» Work instructions:
Track down each line that has the word "this" and copy it.

» Stored records:
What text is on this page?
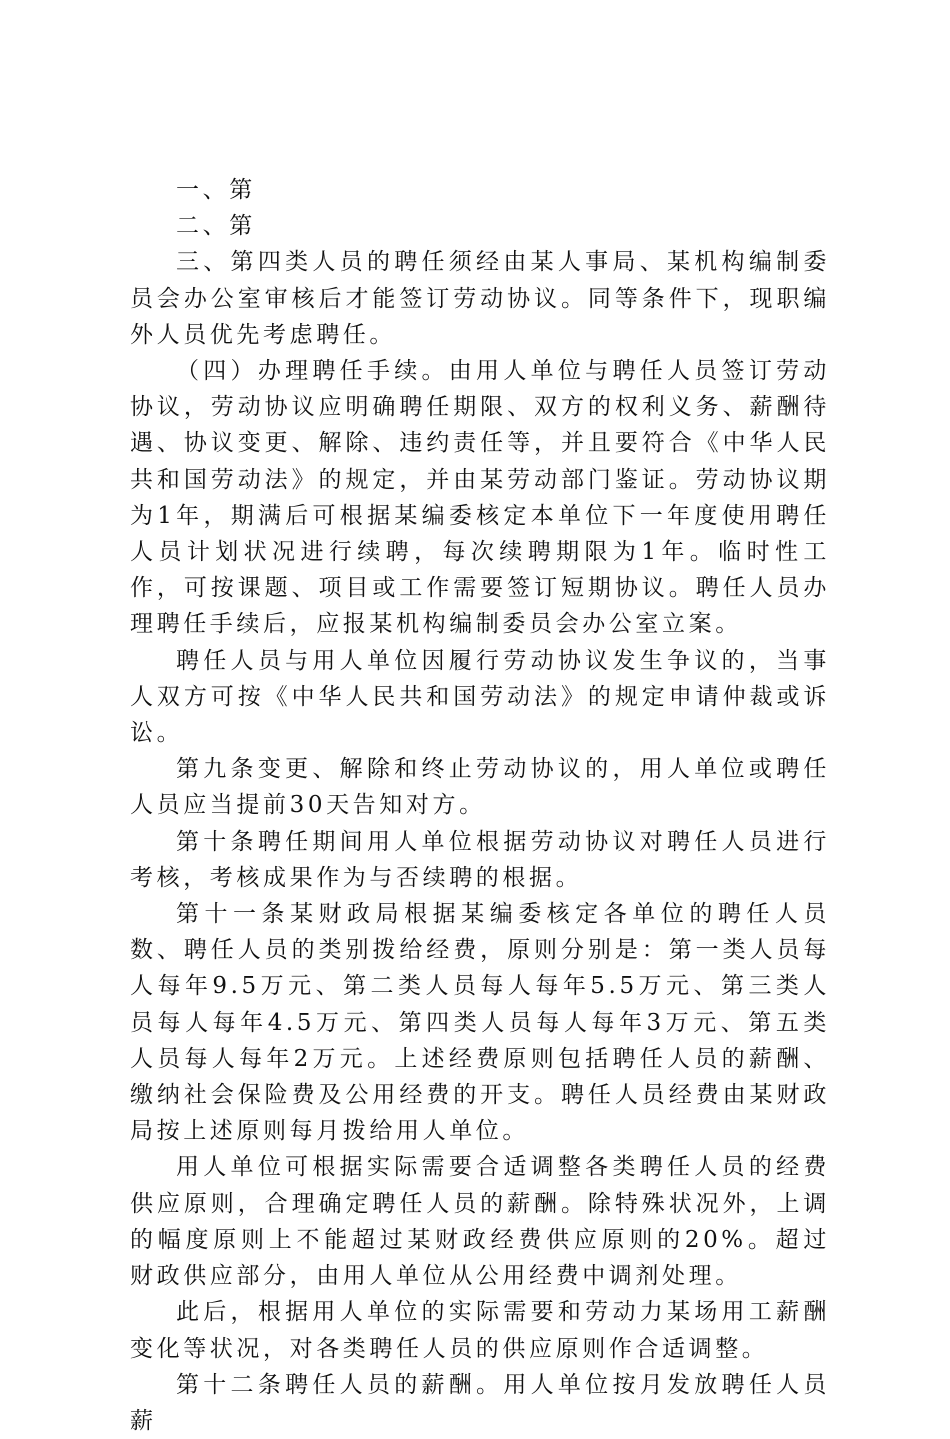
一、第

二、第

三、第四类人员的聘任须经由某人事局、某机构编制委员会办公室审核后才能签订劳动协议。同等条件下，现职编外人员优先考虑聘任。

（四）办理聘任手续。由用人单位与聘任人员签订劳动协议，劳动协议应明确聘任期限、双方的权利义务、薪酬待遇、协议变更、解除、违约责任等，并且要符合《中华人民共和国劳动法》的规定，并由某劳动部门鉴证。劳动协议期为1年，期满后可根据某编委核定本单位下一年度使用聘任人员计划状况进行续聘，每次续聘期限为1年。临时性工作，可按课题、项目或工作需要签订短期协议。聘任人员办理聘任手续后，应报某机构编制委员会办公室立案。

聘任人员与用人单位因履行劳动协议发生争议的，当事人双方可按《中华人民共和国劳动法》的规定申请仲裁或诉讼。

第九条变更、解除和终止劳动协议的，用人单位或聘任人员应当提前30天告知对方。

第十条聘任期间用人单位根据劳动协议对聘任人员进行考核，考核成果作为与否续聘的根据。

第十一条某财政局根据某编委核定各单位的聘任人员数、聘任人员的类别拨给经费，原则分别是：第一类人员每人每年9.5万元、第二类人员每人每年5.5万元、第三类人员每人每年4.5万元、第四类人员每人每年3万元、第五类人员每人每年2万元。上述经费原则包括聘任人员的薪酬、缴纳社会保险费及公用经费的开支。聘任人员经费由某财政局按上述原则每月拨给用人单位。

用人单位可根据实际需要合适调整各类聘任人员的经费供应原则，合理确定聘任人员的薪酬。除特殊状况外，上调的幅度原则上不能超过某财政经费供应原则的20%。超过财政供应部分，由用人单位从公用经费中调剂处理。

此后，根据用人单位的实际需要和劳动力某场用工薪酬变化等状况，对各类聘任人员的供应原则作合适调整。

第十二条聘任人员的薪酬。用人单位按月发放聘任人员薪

* * *

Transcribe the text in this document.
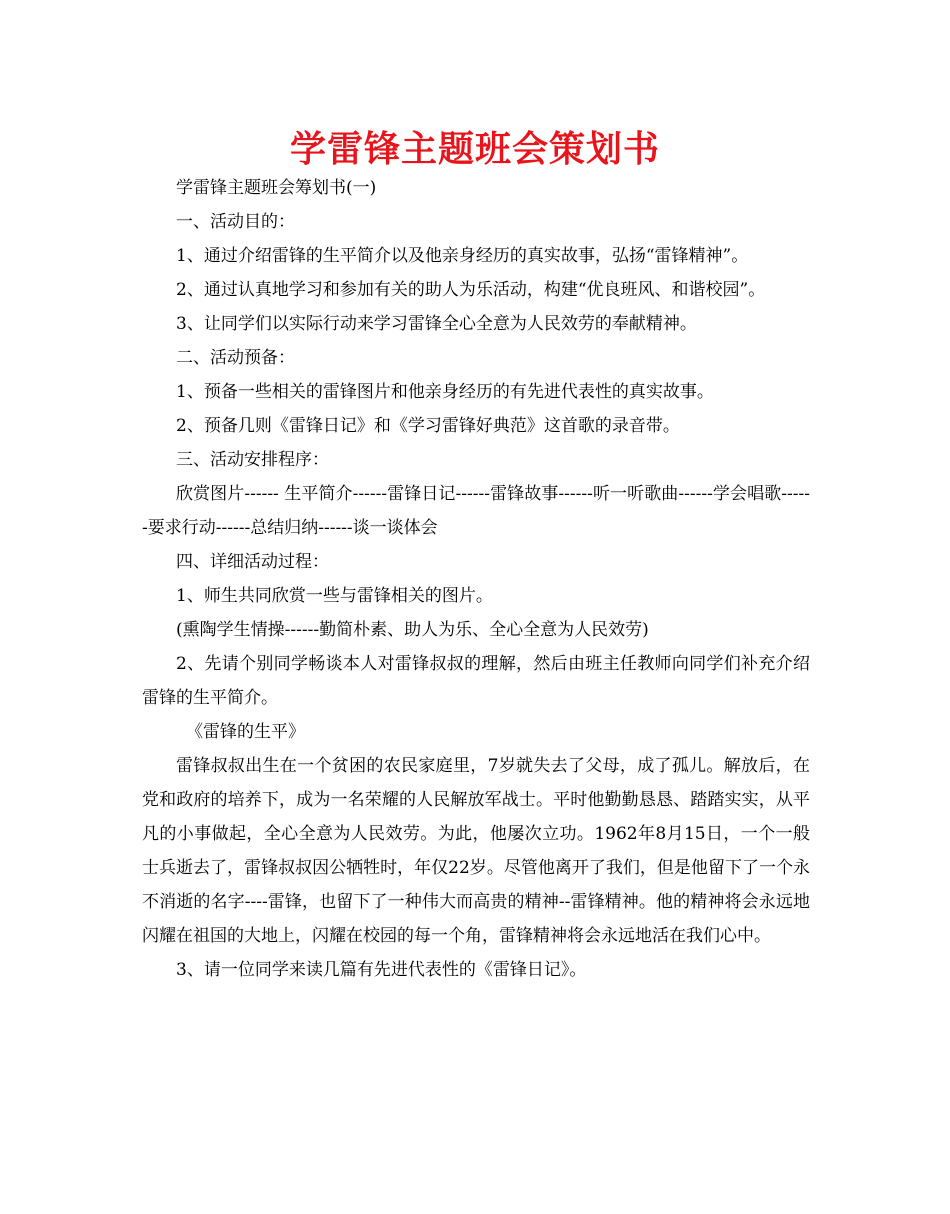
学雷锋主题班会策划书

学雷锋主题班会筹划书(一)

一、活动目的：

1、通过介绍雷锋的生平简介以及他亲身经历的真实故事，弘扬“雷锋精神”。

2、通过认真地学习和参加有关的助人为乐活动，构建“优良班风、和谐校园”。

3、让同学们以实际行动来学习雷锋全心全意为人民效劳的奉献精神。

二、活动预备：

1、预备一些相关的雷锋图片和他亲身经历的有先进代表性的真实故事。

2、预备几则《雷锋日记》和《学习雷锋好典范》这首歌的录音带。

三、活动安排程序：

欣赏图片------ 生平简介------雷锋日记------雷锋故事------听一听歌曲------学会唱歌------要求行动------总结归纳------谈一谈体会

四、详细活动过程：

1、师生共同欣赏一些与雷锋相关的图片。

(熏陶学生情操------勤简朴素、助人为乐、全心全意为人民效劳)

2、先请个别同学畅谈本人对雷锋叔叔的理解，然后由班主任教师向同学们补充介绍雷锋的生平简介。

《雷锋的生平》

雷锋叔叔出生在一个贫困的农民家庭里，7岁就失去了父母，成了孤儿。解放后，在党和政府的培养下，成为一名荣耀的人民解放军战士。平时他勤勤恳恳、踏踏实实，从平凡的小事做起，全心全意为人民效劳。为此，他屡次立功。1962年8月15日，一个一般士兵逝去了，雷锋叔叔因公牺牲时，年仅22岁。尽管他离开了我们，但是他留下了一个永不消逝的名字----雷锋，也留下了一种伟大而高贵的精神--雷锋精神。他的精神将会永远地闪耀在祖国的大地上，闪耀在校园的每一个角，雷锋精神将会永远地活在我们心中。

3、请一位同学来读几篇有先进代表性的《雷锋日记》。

» Task output:
What text is on this page?
Transcribe the text in this document.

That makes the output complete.